- [Prompt] Separate out the lines that hold "name".

** BEGIN **

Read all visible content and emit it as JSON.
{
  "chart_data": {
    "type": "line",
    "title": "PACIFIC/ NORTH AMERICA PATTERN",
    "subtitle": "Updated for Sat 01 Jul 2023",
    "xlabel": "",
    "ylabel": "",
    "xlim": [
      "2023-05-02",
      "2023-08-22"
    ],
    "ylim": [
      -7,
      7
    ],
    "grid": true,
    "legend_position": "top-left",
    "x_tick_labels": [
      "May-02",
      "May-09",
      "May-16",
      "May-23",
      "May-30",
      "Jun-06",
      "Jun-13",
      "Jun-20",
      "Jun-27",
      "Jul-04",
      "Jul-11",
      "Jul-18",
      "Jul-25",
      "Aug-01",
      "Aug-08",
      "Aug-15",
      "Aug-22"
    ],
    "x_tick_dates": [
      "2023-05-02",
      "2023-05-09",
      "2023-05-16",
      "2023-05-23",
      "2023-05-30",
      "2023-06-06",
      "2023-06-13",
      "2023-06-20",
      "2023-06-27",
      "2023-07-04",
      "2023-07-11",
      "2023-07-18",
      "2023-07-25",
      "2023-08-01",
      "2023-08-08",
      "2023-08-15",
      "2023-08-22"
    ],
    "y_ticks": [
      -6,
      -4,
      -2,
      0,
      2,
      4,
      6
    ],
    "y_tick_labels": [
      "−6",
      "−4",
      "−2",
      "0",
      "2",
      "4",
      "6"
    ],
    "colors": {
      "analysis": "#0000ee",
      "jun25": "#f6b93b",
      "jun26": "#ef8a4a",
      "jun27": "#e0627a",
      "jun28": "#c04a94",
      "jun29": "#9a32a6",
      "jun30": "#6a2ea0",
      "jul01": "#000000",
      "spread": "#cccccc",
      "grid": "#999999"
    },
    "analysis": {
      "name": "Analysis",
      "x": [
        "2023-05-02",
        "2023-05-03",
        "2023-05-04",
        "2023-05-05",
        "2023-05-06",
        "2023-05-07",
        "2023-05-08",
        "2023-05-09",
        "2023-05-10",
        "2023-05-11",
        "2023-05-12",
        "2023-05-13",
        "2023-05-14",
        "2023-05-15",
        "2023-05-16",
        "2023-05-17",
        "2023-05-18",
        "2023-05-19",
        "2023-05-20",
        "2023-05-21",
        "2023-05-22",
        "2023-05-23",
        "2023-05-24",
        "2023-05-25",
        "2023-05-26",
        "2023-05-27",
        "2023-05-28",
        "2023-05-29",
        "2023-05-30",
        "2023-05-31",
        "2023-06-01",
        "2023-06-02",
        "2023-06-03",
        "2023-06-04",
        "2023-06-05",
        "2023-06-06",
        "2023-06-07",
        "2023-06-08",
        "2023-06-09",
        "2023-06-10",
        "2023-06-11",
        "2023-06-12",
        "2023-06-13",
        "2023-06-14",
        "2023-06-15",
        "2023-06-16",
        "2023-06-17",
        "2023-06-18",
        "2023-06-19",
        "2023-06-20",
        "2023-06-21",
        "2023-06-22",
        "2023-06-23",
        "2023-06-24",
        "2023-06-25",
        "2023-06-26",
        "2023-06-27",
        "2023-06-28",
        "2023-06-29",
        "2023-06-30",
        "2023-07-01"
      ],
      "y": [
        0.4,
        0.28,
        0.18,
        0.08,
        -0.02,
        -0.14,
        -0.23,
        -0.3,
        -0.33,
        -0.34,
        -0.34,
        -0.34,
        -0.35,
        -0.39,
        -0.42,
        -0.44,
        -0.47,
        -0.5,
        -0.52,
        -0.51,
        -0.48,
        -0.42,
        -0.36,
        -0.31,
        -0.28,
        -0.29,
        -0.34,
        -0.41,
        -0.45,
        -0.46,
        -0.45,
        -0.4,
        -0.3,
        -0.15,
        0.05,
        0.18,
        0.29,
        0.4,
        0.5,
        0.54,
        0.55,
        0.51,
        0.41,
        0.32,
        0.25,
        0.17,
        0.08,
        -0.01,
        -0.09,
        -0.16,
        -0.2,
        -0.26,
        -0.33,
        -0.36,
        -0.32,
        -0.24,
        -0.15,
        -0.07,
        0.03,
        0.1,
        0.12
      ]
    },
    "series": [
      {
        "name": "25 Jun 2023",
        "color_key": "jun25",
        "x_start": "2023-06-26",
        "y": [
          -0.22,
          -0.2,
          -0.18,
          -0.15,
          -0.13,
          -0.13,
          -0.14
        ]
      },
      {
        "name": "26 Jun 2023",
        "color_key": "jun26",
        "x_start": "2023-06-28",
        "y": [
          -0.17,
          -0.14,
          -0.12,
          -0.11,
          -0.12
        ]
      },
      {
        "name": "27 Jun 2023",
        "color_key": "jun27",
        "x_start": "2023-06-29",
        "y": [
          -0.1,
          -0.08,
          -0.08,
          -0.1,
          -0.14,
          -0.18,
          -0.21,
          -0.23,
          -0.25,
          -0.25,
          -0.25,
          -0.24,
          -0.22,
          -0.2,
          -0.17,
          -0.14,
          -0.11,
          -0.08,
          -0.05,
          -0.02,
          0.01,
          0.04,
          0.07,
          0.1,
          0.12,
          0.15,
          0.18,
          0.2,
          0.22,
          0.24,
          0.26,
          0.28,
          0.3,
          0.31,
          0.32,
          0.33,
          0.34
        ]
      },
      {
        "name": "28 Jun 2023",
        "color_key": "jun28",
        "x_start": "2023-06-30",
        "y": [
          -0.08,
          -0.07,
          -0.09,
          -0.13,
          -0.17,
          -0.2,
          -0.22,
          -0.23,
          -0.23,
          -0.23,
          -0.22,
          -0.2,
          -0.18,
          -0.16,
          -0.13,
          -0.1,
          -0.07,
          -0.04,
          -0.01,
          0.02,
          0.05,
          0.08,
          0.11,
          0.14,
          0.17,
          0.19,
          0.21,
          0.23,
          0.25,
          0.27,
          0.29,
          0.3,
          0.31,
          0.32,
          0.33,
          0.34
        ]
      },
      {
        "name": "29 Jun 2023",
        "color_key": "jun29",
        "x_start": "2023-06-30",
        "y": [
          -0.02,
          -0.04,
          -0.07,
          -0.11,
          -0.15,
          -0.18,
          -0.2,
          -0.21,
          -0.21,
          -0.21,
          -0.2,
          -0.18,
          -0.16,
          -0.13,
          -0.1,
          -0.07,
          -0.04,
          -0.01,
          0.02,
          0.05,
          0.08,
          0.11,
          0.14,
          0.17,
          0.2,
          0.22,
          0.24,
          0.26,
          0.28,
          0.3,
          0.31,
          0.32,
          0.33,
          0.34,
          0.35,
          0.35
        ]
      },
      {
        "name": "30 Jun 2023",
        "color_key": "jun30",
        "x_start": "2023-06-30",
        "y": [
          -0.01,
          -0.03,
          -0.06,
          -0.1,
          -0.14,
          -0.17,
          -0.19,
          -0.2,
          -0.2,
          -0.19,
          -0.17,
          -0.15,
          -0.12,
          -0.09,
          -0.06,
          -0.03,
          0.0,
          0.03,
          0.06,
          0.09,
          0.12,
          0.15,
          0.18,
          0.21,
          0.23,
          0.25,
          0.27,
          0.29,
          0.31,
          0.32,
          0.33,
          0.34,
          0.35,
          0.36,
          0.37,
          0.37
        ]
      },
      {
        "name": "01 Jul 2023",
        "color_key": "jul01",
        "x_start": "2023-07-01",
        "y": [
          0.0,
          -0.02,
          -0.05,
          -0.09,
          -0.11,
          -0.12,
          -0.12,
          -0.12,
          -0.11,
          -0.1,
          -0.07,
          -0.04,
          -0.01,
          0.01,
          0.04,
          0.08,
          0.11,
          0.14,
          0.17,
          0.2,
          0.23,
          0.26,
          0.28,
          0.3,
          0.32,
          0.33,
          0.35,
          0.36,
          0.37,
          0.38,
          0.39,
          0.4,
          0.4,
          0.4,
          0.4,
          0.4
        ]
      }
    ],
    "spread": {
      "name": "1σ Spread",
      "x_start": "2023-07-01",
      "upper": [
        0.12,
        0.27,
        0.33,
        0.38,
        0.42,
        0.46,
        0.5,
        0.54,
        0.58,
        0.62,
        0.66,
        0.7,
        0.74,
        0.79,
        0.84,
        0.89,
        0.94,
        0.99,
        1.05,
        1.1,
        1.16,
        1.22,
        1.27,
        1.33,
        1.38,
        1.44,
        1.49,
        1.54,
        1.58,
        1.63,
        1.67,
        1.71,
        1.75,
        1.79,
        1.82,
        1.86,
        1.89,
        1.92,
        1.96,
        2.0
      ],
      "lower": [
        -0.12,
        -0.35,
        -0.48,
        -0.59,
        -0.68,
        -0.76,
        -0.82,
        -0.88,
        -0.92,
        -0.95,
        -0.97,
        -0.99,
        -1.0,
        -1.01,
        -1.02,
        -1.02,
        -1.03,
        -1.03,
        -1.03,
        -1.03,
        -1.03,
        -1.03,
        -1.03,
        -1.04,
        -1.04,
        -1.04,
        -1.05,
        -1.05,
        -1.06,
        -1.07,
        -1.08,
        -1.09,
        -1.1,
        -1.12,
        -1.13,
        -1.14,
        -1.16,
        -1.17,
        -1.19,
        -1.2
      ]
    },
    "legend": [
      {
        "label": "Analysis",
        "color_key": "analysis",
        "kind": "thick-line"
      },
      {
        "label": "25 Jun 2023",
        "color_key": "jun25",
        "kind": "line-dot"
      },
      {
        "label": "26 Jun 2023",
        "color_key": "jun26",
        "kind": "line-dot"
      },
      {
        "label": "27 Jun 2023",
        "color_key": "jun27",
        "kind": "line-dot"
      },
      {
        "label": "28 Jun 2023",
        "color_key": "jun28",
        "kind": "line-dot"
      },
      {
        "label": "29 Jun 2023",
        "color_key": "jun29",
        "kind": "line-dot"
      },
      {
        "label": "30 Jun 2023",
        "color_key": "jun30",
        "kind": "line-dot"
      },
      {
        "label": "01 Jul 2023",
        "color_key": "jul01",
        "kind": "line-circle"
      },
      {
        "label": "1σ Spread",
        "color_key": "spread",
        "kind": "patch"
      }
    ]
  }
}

** END **

- [The output]
      "name": "Analysis",
        "name": "25 Jun 2023",
        "name": "26 Jun 2023",
        "name": "27 Jun 2023",
        "name": "28 Jun 2023",
        "name": "29 Jun 2023",
        "name": "30 Jun 2023",
        "name": "01 Jul 2023",
      "name": "1σ Spread",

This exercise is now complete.